[Extracted data entries]
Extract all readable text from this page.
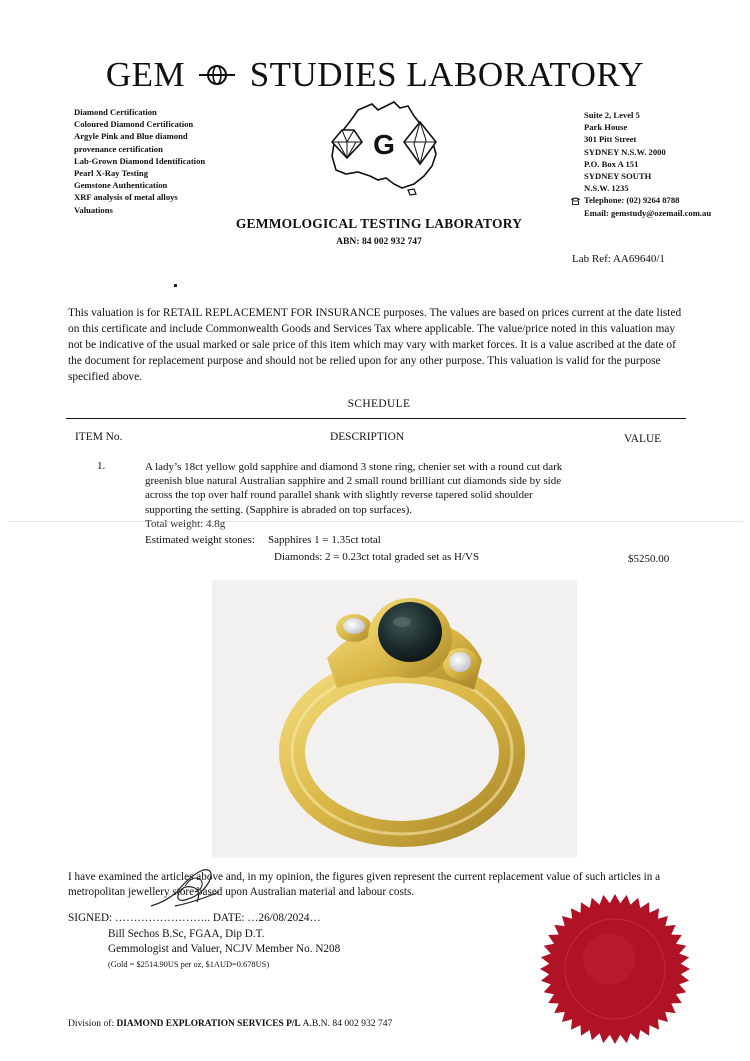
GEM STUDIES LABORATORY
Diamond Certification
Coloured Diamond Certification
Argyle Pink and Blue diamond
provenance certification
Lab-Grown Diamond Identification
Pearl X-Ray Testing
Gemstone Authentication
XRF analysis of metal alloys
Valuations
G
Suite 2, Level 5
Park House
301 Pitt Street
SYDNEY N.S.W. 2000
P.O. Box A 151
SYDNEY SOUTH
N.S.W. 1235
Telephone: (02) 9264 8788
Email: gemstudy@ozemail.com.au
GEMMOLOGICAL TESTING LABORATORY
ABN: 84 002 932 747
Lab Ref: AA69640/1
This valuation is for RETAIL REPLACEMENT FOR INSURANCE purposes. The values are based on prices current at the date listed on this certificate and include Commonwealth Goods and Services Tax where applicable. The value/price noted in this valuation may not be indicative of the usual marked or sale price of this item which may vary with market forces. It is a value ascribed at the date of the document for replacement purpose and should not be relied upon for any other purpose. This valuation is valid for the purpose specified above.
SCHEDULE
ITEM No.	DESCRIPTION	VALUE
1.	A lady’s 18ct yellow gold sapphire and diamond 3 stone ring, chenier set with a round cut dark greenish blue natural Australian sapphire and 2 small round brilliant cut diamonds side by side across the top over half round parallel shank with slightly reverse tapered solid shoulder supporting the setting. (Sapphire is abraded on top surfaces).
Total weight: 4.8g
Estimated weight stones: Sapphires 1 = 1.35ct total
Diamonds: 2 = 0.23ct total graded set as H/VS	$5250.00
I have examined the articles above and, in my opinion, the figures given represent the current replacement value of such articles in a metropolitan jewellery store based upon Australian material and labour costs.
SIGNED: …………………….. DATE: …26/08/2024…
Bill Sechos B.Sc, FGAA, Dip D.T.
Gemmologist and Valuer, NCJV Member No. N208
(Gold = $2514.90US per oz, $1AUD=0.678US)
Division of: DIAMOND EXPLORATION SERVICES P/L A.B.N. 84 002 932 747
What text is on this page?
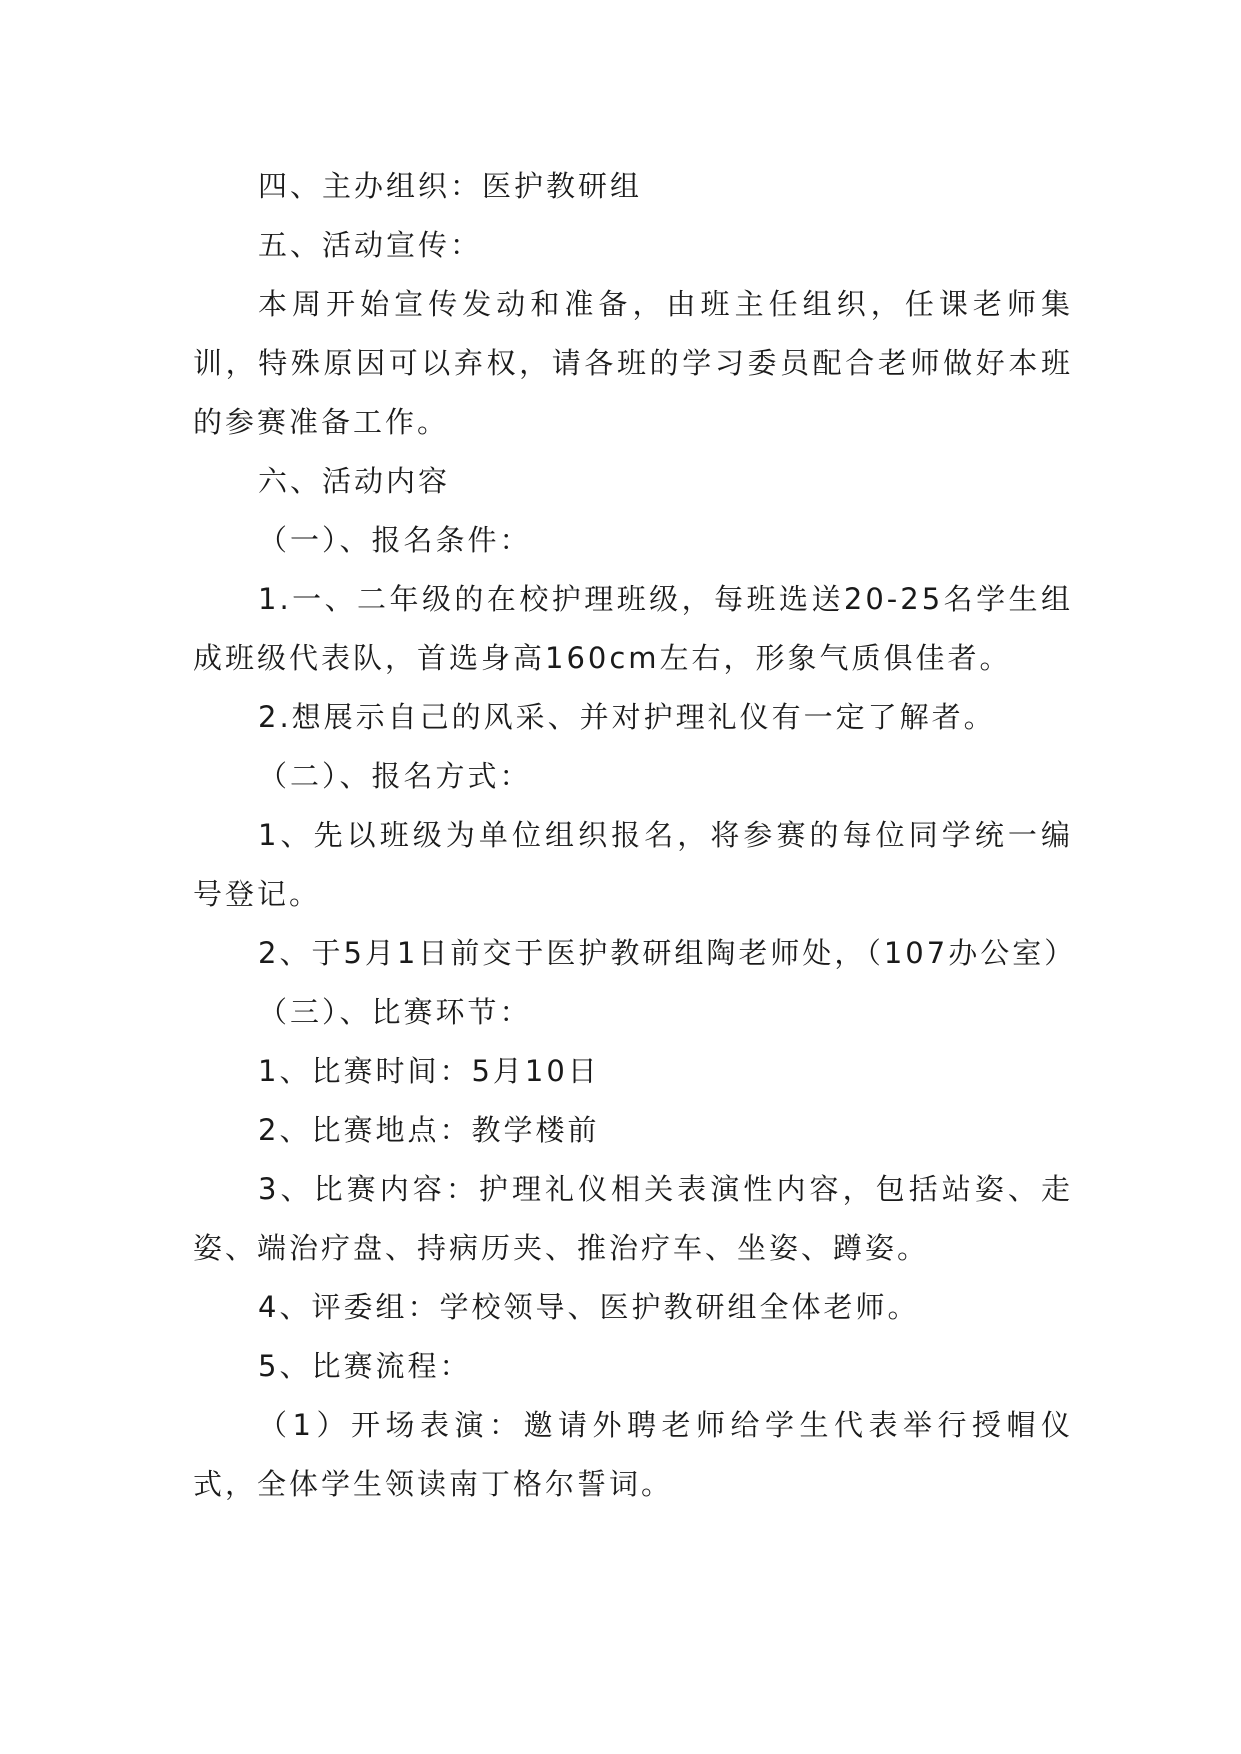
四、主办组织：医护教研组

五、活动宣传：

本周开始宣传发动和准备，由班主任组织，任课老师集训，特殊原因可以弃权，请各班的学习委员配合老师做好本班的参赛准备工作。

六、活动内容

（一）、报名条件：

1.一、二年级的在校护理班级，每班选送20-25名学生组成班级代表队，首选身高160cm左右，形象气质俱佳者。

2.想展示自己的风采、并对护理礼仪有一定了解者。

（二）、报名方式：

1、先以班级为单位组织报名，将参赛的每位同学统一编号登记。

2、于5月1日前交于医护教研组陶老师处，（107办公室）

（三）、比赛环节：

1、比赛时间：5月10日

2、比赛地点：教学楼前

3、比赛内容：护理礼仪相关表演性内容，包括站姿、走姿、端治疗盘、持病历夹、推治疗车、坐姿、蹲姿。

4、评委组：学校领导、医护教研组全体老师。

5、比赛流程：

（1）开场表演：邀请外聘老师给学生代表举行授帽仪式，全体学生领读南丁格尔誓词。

■ **Instruction**: Look over the listing. Pull out every line with the string "upon" in it.

■ **Correct output**:
This valuation is for RETAIL REPLACEMENT FOR INSURANCE purposes. The values are based on prices current at the date listed on this certificate and include Commonwealth Goods and Services Tax where applicable. The value/price noted in this valuation may not be indicative of the usual marked or sale price of this item which may vary with market forces. It is a value ascribed at the date of the document for replacement purpose and should not be relied upon for any other purpose. This valuation is valid for the purpose specified above.
I have examined the articles above and, in my opinion, the figures given represent the current replacement value of such articles in a metropolitan jewellery store based upon Australian material and labour costs.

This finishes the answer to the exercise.